**DATA SHOWN:**
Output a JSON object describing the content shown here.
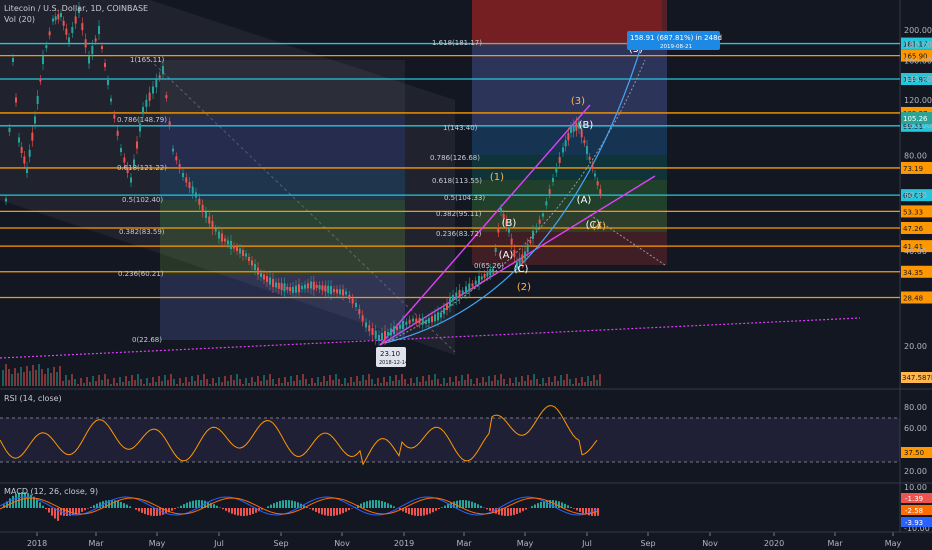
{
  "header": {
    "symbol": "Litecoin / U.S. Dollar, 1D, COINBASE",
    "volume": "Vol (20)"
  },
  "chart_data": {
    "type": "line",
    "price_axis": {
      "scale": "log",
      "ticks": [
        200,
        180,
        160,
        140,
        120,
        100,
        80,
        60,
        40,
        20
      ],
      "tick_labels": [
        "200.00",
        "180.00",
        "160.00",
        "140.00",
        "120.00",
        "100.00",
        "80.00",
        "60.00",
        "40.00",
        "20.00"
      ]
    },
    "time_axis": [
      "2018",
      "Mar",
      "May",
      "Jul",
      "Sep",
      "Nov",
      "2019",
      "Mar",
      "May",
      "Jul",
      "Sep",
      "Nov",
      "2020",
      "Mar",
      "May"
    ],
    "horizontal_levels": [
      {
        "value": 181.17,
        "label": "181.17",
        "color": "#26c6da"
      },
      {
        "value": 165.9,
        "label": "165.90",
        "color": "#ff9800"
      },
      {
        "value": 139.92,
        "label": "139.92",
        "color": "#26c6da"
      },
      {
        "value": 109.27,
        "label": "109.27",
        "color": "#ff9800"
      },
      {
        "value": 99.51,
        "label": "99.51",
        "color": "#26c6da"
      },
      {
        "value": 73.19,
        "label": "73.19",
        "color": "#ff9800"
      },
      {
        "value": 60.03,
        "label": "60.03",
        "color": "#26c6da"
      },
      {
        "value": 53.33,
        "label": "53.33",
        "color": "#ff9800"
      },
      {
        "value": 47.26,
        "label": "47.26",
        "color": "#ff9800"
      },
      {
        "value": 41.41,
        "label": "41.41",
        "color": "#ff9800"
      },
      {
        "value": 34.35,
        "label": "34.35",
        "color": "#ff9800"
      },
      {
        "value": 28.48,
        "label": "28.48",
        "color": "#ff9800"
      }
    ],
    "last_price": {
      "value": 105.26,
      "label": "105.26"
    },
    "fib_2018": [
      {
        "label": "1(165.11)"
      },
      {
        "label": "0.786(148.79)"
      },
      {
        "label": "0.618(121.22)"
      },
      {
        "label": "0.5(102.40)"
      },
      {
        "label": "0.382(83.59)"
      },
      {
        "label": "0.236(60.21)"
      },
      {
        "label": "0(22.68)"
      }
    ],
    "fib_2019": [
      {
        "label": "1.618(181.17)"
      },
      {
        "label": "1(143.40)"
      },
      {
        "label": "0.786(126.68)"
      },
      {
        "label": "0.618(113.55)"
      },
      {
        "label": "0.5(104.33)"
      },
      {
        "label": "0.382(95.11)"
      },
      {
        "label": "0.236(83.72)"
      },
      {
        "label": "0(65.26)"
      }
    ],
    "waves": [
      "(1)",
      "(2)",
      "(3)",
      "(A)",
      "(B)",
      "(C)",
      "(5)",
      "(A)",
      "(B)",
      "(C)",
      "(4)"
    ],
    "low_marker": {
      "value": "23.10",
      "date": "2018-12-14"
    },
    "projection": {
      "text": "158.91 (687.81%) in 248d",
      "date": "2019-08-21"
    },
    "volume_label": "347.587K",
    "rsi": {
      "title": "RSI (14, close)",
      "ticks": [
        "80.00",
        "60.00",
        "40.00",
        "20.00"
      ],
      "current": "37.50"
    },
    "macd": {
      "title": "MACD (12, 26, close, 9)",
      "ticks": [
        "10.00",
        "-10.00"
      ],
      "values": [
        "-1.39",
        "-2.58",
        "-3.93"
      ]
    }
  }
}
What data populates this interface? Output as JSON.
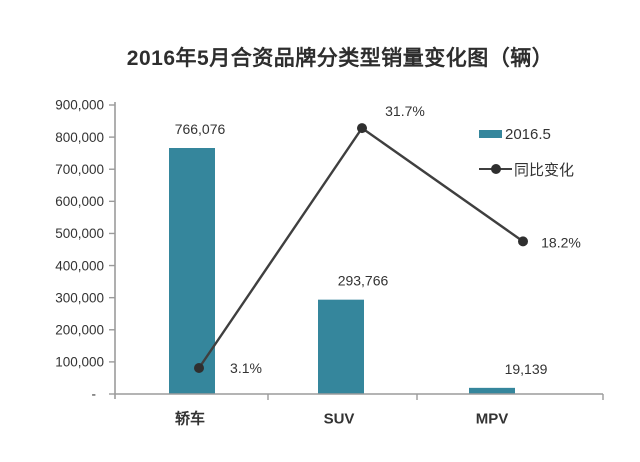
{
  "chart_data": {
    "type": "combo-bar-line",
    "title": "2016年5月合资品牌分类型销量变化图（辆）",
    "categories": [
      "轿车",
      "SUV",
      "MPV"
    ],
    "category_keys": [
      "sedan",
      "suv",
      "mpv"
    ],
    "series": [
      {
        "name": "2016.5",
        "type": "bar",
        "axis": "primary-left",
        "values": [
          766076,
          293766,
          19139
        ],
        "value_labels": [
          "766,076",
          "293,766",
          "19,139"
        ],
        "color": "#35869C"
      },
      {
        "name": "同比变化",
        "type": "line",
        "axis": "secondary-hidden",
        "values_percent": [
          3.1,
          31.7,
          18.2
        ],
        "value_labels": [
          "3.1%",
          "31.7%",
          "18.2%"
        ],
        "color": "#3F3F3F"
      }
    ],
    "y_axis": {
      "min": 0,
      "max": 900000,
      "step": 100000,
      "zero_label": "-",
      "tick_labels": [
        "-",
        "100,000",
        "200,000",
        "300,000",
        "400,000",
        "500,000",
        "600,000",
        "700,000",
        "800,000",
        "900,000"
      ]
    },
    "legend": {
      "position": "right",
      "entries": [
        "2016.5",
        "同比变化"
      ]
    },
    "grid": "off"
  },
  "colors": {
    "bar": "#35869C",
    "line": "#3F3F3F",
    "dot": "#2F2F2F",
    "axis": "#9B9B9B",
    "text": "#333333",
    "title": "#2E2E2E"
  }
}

**INSTRUCTION:**
Find how many of the lines above have the word "JSON" in them. State only that number.

**SOLUTION TO THIS TASK:**
2